▽

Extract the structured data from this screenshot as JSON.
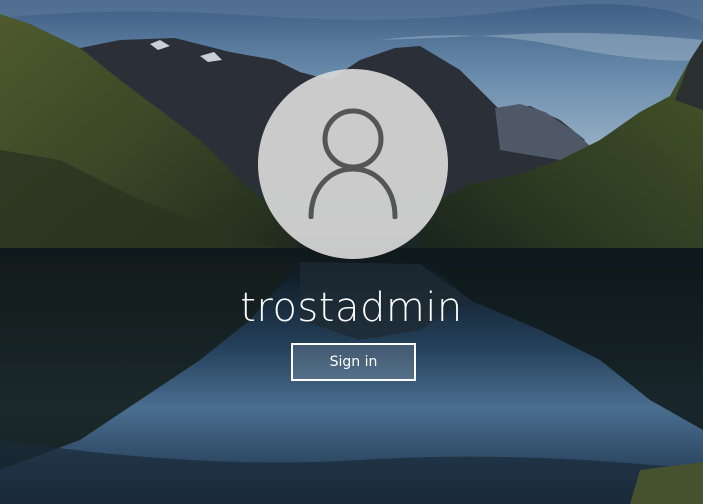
{
  "user": {
    "name": "trostadmin",
    "avatar_icon": "user-silhouette-icon"
  },
  "actions": {
    "sign_in_label": "Sign in"
  },
  "colors": {
    "text": "#ffffff",
    "avatar_bg": "#d7d7d7",
    "avatar_icon": "#555555"
  }
}
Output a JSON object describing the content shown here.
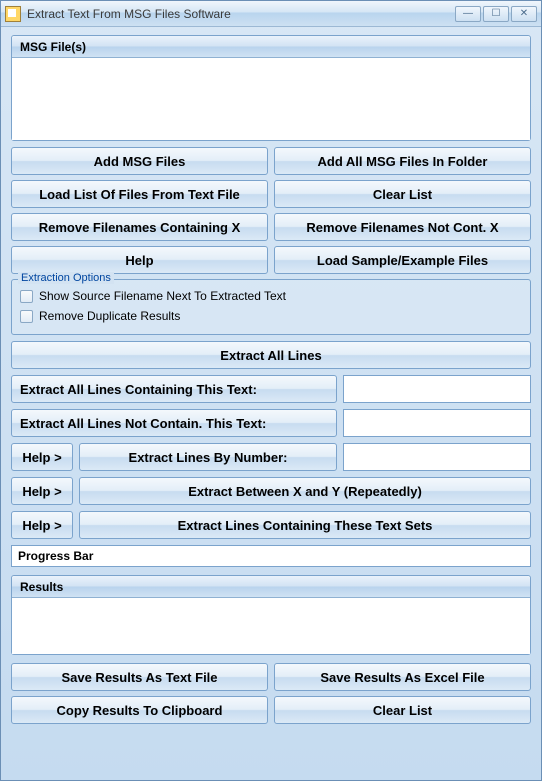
{
  "window": {
    "title": "Extract Text From MSG Files Software"
  },
  "fileListHeader": "MSG File(s)",
  "buttons": {
    "addMsg": "Add MSG Files",
    "addAllFolder": "Add All MSG Files In Folder",
    "loadListFromText": "Load List Of Files From Text File",
    "clearList": "Clear List",
    "removeContaining": "Remove Filenames Containing X",
    "removeNotContaining": "Remove Filenames Not Cont. X",
    "help": "Help",
    "loadSample": "Load Sample/Example Files",
    "extractAll": "Extract All Lines",
    "extractContainingLabel": "Extract All Lines Containing This Text:",
    "extractNotContainingLabel": "Extract All Lines Not Contain. This Text:",
    "helpArrow": "Help >",
    "extractByNumber": "Extract Lines By Number:",
    "extractBetween": "Extract Between X and Y (Repeatedly)",
    "extractTextSets": "Extract Lines Containing These Text Sets",
    "saveText": "Save Results As Text File",
    "saveExcel": "Save Results As Excel File",
    "copyClipboard": "Copy Results To Clipboard",
    "clearList2": "Clear List"
  },
  "options": {
    "legend": "Extraction Options",
    "showSource": "Show Source Filename Next To Extracted Text",
    "removeDup": "Remove Duplicate Results"
  },
  "progress": "Progress Bar",
  "resultsHeader": "Results",
  "inputs": {
    "containing": "",
    "notContaining": "",
    "byNumber": ""
  }
}
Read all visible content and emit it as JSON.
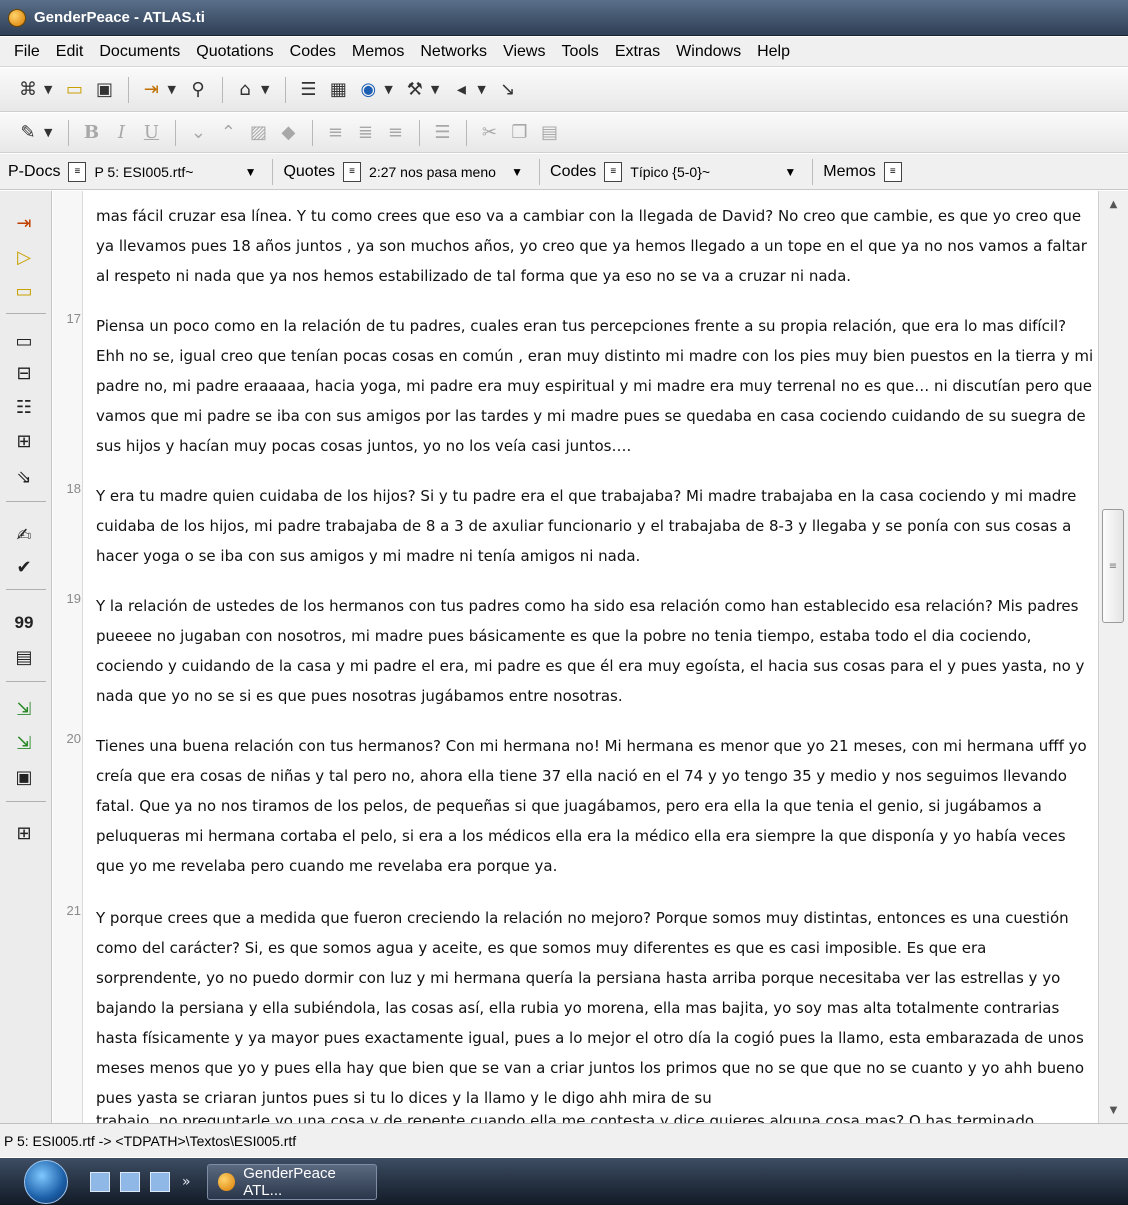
{
  "window": {
    "title": "GenderPeace - ATLAS.ti"
  },
  "menu": [
    "File",
    "Edit",
    "Documents",
    "Quotations",
    "Codes",
    "Memos",
    "Networks",
    "Views",
    "Tools",
    "Extras",
    "Windows",
    "Help"
  ],
  "nav": {
    "pdocs_label": "P-Docs",
    "pdocs_value": "P 5: ESI005.rtf~",
    "quotes_label": "Quotes",
    "quotes_value": "2:27 nos pasa meno",
    "codes_label": "Codes",
    "codes_value": "Típico {5-0}~",
    "memos_label": "Memos"
  },
  "sidebar": {
    "quote_count_icon": "99"
  },
  "paragraphs": [
    {
      "num": "",
      "text": "mas fácil cruzar esa línea. Y tu como crees que eso va a cambiar con la llegada de David? No creo que cambie, es que yo creo que ya llevamos pues 18 años juntos , ya son muchos años, yo creo que ya hemos llegado a un tope en el que ya no nos vamos a faltar al respeto ni nada que ya nos hemos estabilizado de tal forma que ya eso no se va a cruzar ni nada."
    },
    {
      "num": "17",
      "text": "Piensa un poco como en la relación de tu padres, cuales eran tus percepciones frente a su propia relación, que era lo mas difícil? Ehh no se, igual creo que tenían pocas cosas en común , eran muy distinto  mi madre con los pies muy bien puestos en la tierra y mi padre no, mi padre eraaaaa, hacia yoga, mi padre era muy espiritual y mi madre era muy terrenal no es que… ni discutían pero que vamos que mi padre se iba con sus amigos por las tardes y mi madre pues se quedaba en casa cociendo cuidando de su suegra de sus hijos y hacían muy pocas cosas juntos, yo no los veía casi juntos…."
    },
    {
      "num": "18",
      "text": "Y era tu madre quien cuidaba de los hijos? Si y tu padre era el que trabajaba? Mi madre trabajaba en la casa cociendo y mi madre cuidaba de los hijos, mi padre trabajaba de 8 a 3 de axuliar funcionario y el trabajaba de 8-3 y llegaba y se ponía con sus cosas a hacer yoga o se iba con sus amigos y mi madre ni tenía amigos ni nada."
    },
    {
      "num": "19",
      "text": "Y la relación de ustedes de los hermanos con tus padres como ha sido esa relación como han establecido esa relación? Mis padres pueeee no jugaban con nosotros, mi madre pues básicamente es que la pobre no tenia tiempo, estaba todo el dia cociendo, cociendo y cuidando de la casa y mi padre el era, mi padre es que él era muy egoísta, el hacia sus cosas para el y pues yasta, no y nada que yo no se si es que pues nosotras jugábamos entre nosotras."
    },
    {
      "num": "20",
      "text": "Tienes una buena relación con tus hermanos? Con mi hermana no! Mi hermana es menor que yo 21 meses, con mi hermana ufff yo creía que era cosas de niñas y tal pero no, ahora ella tiene 37 ella nació en el 74 y yo tengo 35 y medio y nos seguimos llevando fatal. Que ya no nos tiramos de los pelos, de pequeñas si que juagábamos, pero era ella la que tenia el genio, si jugábamos a peluqueras mi hermana cortaba el pelo, si era a los médicos ella era la médico ella era siempre la que disponía y yo había veces que yo me revelaba pero cuando me revelaba era porque ya."
    },
    {
      "num": "21",
      "text": "Y porque crees que a medida que fueron creciendo la relación no mejoro? Porque somos muy distintas, entonces es una cuestión como del carácter? Si, es que somos agua y aceite, es que somos muy diferentes es que es casi imposible. Es que era sorprendente, yo no puedo dormir con luz y mi hermana quería la persiana hasta arriba porque necesitaba ver las estrellas y yo bajando la persiana y ella subiéndola, las cosas así, ella rubia yo morena, ella mas bajita, yo soy mas alta totalmente contrarias hasta físicamente y ya mayor pues exactamente igual, pues a lo mejor el otro día la cogió pues la llamo, esta embarazada de unos meses menos que yo y pues ella hay que bien que se van a criar juntos los primos que no se que que no se cuanto y yo ahh bueno pues yasta se criaran juntos pues si tu lo dices y la llamo y le digo ahh mira de su"
    }
  ],
  "clipped_line": "trabajo, no preguntarle yo una cosa y de repente cuando ella me contesta y dice quieres alguna cosa mas? O has terminado",
  "status": {
    "path": "P 5: ESI005.rtf -> <TDPATH>\\Textos\\ESI005.rtf"
  },
  "taskbar": {
    "button_label": "GenderPeace  ATL..."
  },
  "colors": {
    "titlebar": "#2f3f55",
    "taskbar": "#1b2433",
    "accent": "#d97b00"
  }
}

△

▸ **Task instructions**
Look through the material and say how many lines hold "user". Give the number only.

▸ **Solved exercise**
2